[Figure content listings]
--- BEGIN ---
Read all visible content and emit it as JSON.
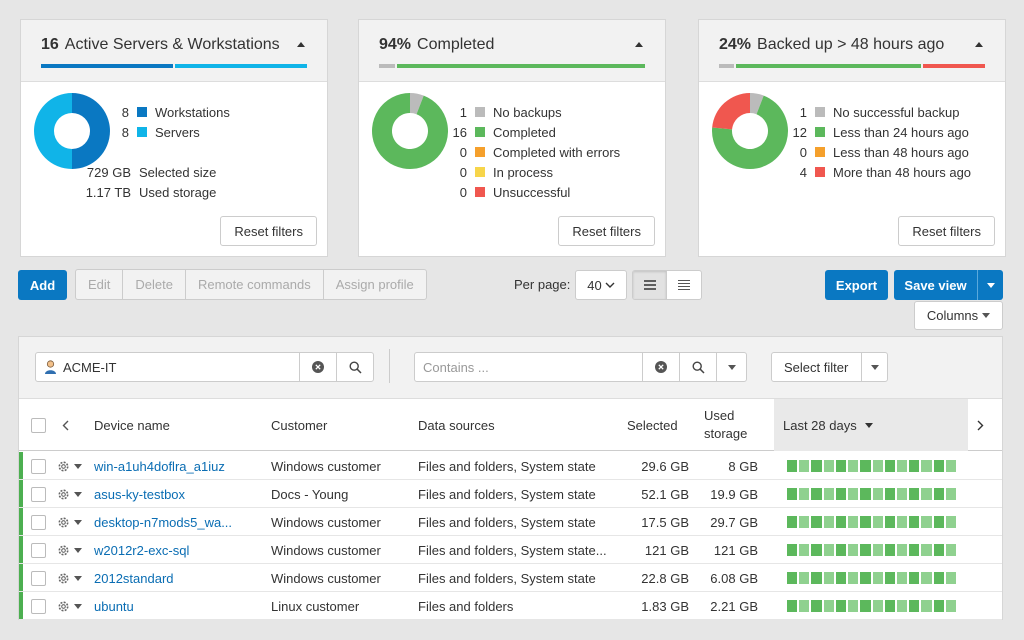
{
  "cards": [
    {
      "count": "16",
      "title": "Active Servers & Workstations",
      "bar_colors": [
        "#0a78c2",
        "#10b4e8"
      ],
      "donut": [
        {
          "value": 8,
          "color": "#0a78c2"
        },
        {
          "value": 8,
          "color": "#10b4e8"
        }
      ],
      "legend": [
        {
          "num": "8",
          "label": "Workstations",
          "color": "#0a78c2"
        },
        {
          "num": "8",
          "label": "Servers",
          "color": "#10b4e8"
        }
      ],
      "stats": [
        {
          "value": "729 GB",
          "label": "Selected size"
        },
        {
          "value": "1.17 TB",
          "label": "Used storage"
        }
      ],
      "reset_label": "Reset filters"
    },
    {
      "count": "94%",
      "title": "Completed",
      "bar_colors": [
        "#bbbbbb",
        "#5cb85c"
      ],
      "donut": [
        {
          "value": 1,
          "color": "#bbbbbb"
        },
        {
          "value": 16,
          "color": "#5cb85c"
        }
      ],
      "legend": [
        {
          "num": "1",
          "label": "No backups",
          "color": "#bbbbbb"
        },
        {
          "num": "16",
          "label": "Completed",
          "color": "#5cb85c"
        },
        {
          "num": "0",
          "label": "Completed with errors",
          "color": "#f5a02c"
        },
        {
          "num": "0",
          "label": "In process",
          "color": "#f7d54a"
        },
        {
          "num": "0",
          "label": "Unsuccessful",
          "color": "#f0574f"
        }
      ],
      "reset_label": "Reset filters"
    },
    {
      "count": "24%",
      "title": "Backed up > 48 hours ago",
      "bar_colors": [
        "#bbbbbb",
        "#5cb85c",
        "#f0574f"
      ],
      "donut": [
        {
          "value": 1,
          "color": "#bbbbbb"
        },
        {
          "value": 12,
          "color": "#5cb85c"
        },
        {
          "value": 4,
          "color": "#f0574f"
        }
      ],
      "legend": [
        {
          "num": "1",
          "label": "No successful backup",
          "color": "#bbbbbb"
        },
        {
          "num": "12",
          "label": "Less than 24 hours ago",
          "color": "#5cb85c"
        },
        {
          "num": "0",
          "label": "Less than 48 hours ago",
          "color": "#f5a02c"
        },
        {
          "num": "4",
          "label": "More than 48 hours ago",
          "color": "#f0574f"
        }
      ],
      "reset_label": "Reset filters"
    }
  ],
  "toolbar": {
    "add_label": "Add",
    "edit_label": "Edit",
    "delete_label": "Delete",
    "remote_label": "Remote commands",
    "assign_label": "Assign profile",
    "per_page_label": "Per page:",
    "per_page_value": "40",
    "export_label": "Export",
    "save_view_label": "Save view",
    "columns_label": "Columns"
  },
  "filters": {
    "customer_value": "ACME-IT",
    "contains_placeholder": "Contains ...",
    "select_filter_label": "Select filter"
  },
  "table": {
    "headers": {
      "device": "Device name",
      "customer": "Customer",
      "sources": "Data sources",
      "selected": "Selected",
      "used": "Used storage",
      "last": "Last 28 days"
    },
    "rows": [
      {
        "device": "win-a1uh4doflra_a1iuz",
        "customer": "Windows customer",
        "sources": "Files and folders, System state",
        "selected": "29.6 GB",
        "used": "8 GB"
      },
      {
        "device": "asus-ky-testbox",
        "customer": "Docs - Young",
        "sources": "Files and folders, System state",
        "selected": "52.1 GB",
        "used": "19.9 GB"
      },
      {
        "device": "desktop-n7mods5_wa...",
        "customer": "Windows customer",
        "sources": "Files and folders, System state",
        "selected": "17.5 GB",
        "used": "29.7 GB"
      },
      {
        "device": "w2012r2-exc-sql",
        "customer": "Windows customer",
        "sources": "Files and folders, System state...",
        "selected": "121 GB",
        "used": "121 GB"
      },
      {
        "device": "2012standard",
        "customer": "Windows customer",
        "sources": "Files and folders, System state",
        "selected": "22.8 GB",
        "used": "6.08 GB"
      },
      {
        "device": "ubuntu",
        "customer": "Linux customer",
        "sources": "Files and folders",
        "selected": "1.83 GB",
        "used": "2.21 GB"
      }
    ]
  },
  "colors": {
    "accent": "#0a78c2",
    "success": "#5cb85c"
  }
}
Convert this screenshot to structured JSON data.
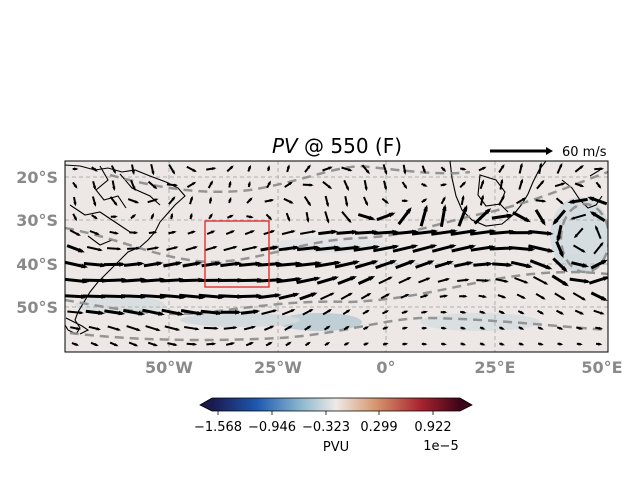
--- END ---
*Problem description:*
Images do not belong in the copy; reproduce all other parts of the records above verbatim.

*Problem solution:*
Read all visible content and emit it as JSON.
{
  "cards": [
    {
      "count": "16",
      "title": "Active Servers & Workstations",
      "bar_colors": [
        "#0a78c2",
        "#10b4e8"
      ],
      "donut": [
        {
          "value": 8,
          "color": "#0a78c2"
        },
        {
          "value": 8,
          "color": "#10b4e8"
        }
      ],
      "legend": [
        {
          "num": "8",
          "label": "Workstations",
          "color": "#0a78c2"
        },
        {
          "num": "8",
          "label": "Servers",
          "color": "#10b4e8"
        }
      ],
      "stats": [
        {
          "value": "729 GB",
          "label": "Selected size"
        },
        {
          "value": "1.17 TB",
          "label": "Used storage"
        }
      ],
      "reset_label": "Reset filters"
    },
    {
      "count": "94%",
      "title": "Completed",
      "bar_colors": [
        "#bbbbbb",
        "#5cb85c"
      ],
      "donut": [
        {
          "value": 1,
          "color": "#bbbbbb"
        },
        {
          "value": 16,
          "color": "#5cb85c"
        }
      ],
      "legend": [
        {
          "num": "1",
          "label": "No backups",
          "color": "#bbbbbb"
        },
        {
          "num": "16",
          "label": "Completed",
          "color": "#5cb85c"
        },
        {
          "num": "0",
          "label": "Completed with errors",
          "color": "#f5a02c"
        },
        {
          "num": "0",
          "label": "In process",
          "color": "#f7d54a"
        },
        {
          "num": "0",
          "label": "Unsuccessful",
          "color": "#f0574f"
        }
      ],
      "reset_label": "Reset filters"
    },
    {
      "count": "24%",
      "title": "Backed up > 48 hours ago",
      "bar_colors": [
        "#bbbbbb",
        "#5cb85c",
        "#f0574f"
      ],
      "donut": [
        {
          "value": 1,
          "color": "#bbbbbb"
        },
        {
          "value": 12,
          "color": "#5cb85c"
        },
        {
          "value": 4,
          "color": "#f0574f"
        }
      ],
      "legend": [
        {
          "num": "1",
          "label": "No successful backup",
          "color": "#bbbbbb"
        },
        {
          "num": "12",
          "label": "Less than 24 hours ago",
          "color": "#5cb85c"
        },
        {
          "num": "0",
          "label": "Less than 48 hours ago",
          "color": "#f5a02c"
        },
        {
          "num": "4",
          "label": "More than 48 hours ago",
          "color": "#f0574f"
        }
      ],
      "reset_label": "Reset filters"
    }
  ],
  "toolbar": {
    "add_label": "Add",
    "edit_label": "Edit",
    "delete_label": "Delete",
    "remote_label": "Remote commands",
    "assign_label": "Assign profile",
    "per_page_label": "Per page:",
    "per_page_value": "40",
    "export_label": "Export",
    "save_view_label": "Save view",
    "columns_label": "Columns"
  },
  "filters": {
    "customer_value": "ACME-IT",
    "contains_placeholder": "Contains ...",
    "select_filter_label": "Select filter"
  },
  "table": {
    "headers": {
      "device": "Device name",
      "customer": "Customer",
      "sources": "Data sources",
      "selected": "Selected",
      "used": "Used storage",
      "last": "Last 28 days"
    },
    "rows": [
      {
        "device": "win-a1uh4doflra_a1iuz",
        "customer": "Windows customer",
        "sources": "Files and folders, System state",
        "selected": "29.6 GB",
        "used": "8 GB"
      },
      {
        "device": "asus-ky-testbox",
        "customer": "Docs - Young",
        "sources": "Files and folders, System state",
        "selected": "52.1 GB",
        "used": "19.9 GB"
      },
      {
        "device": "desktop-n7mods5_wa...",
        "customer": "Windows customer",
        "sources": "Files and folders, System state",
        "selected": "17.5 GB",
        "used": "29.7 GB"
      },
      {
        "device": "w2012r2-exc-sql",
        "customer": "Windows customer",
        "sources": "Files and folders, System state...",
        "selected": "121 GB",
        "used": "121 GB"
      },
      {
        "device": "2012standard",
        "customer": "Windows customer",
        "sources": "Files and folders, System state",
        "selected": "22.8 GB",
        "used": "6.08 GB"
      },
      {
        "device": "ubuntu",
        "customer": "Linux customer",
        "sources": "Files and folders",
        "selected": "1.83 GB",
        "used": "2.21 GB"
      }
    ]
  },
  "colors": {
    "accent": "#0a78c2",
    "success": "#5cb85c"
  }
}
Convert this screenshot to structured JSON data.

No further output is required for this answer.